Data listing:
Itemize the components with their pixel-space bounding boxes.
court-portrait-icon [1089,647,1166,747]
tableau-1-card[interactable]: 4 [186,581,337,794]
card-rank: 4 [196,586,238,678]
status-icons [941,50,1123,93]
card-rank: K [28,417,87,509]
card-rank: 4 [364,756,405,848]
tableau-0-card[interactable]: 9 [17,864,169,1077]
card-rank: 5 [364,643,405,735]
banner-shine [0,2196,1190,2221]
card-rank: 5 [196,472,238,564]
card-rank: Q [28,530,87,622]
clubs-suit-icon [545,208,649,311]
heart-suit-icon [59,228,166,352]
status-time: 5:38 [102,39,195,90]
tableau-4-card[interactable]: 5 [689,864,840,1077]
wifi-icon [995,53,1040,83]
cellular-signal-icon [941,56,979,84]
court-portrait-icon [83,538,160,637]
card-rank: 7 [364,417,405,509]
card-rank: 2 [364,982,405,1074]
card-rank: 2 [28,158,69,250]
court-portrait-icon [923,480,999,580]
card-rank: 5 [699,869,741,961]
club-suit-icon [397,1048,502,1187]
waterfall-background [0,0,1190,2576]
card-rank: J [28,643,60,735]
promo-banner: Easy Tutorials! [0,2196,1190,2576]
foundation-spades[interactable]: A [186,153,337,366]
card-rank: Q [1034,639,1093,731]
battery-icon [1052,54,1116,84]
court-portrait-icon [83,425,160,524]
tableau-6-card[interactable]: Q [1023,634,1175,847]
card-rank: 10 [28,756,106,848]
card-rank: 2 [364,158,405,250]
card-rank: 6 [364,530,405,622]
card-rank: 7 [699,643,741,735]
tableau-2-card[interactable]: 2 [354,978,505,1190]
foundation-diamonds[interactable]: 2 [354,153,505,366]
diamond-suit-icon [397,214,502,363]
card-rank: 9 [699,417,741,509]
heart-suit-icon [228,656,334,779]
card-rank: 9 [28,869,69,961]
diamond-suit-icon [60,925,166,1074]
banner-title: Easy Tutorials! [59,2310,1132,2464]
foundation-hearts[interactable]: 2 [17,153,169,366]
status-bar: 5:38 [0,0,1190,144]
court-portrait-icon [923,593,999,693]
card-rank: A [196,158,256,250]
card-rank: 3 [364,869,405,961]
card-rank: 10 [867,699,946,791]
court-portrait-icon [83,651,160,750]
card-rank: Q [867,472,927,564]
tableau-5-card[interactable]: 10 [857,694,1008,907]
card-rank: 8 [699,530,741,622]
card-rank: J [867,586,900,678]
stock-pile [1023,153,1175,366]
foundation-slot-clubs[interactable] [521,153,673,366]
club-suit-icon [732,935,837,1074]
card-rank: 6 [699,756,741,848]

The task: Edit the items above so that every "court-portrait-icon" becomes "face-card-icon", keeping everything else the same.

The completed task:
Itemize the components with their pixel-space bounding boxes.
face-card-icon [1089,647,1166,747]
tableau-1-card[interactable]: 4 [186,581,337,794]
card-rank: 4 [196,586,238,678]
status-icons [941,50,1123,93]
card-rank: K [28,417,87,509]
card-rank: 4 [364,756,405,848]
tableau-0-card[interactable]: 9 [17,864,169,1077]
card-rank: 5 [364,643,405,735]
banner-shine [0,2196,1190,2221]
card-rank: 5 [196,472,238,564]
card-rank: Q [28,530,87,622]
clubs-suit-icon [545,208,649,311]
heart-suit-icon [59,228,166,352]
status-time: 5:38 [102,39,195,90]
tableau-4-card[interactable]: 5 [689,864,840,1077]
wifi-icon [995,53,1040,83]
cellular-signal-icon [941,56,979,84]
face-card-icon [83,538,160,637]
card-rank: 7 [364,417,405,509]
card-rank: 2 [364,982,405,1074]
card-rank: 2 [28,158,69,250]
face-card-icon [923,480,999,580]
card-rank: 5 [699,869,741,961]
club-suit-icon [397,1048,502,1187]
waterfall-background [0,0,1190,2576]
card-rank: J [28,643,60,735]
promo-banner: Easy Tutorials! [0,2196,1190,2576]
foundation-spades[interactable]: A [186,153,337,366]
card-rank: Q [1034,639,1093,731]
battery-icon [1052,54,1116,84]
face-card-icon [83,425,160,524]
tableau-6-card[interactable]: Q [1023,634,1175,847]
card-rank: 10 [28,756,106,848]
card-rank: 2 [364,158,405,250]
card-rank: 6 [364,530,405,622]
card-rank: 7 [699,643,741,735]
tableau-2-card[interactable]: 2 [354,978,505,1190]
foundation-diamonds[interactable]: 2 [354,153,505,366]
diamond-suit-icon [397,214,502,363]
card-rank: 9 [699,417,741,509]
heart-suit-icon [228,656,334,779]
card-rank: 9 [28,869,69,961]
diamond-suit-icon [60,925,166,1074]
banner-title: Easy Tutorials! [59,2310,1132,2464]
foundation-hearts[interactable]: 2 [17,153,169,366]
status-bar: 5:38 [0,0,1190,144]
face-card-icon [923,593,999,693]
card-rank: A [196,158,256,250]
card-rank: 3 [364,869,405,961]
card-rank: 10 [867,699,946,791]
face-card-icon [83,651,160,750]
card-rank: Q [867,472,927,564]
tableau-5-card[interactable]: 10 [857,694,1008,907]
card-rank: 8 [699,530,741,622]
card-rank: J [867,586,900,678]
stock-pile [1023,153,1175,366]
foundation-slot-clubs[interactable] [521,153,673,366]
club-suit-icon [732,935,837,1074]
card-rank: 6 [699,756,741,848]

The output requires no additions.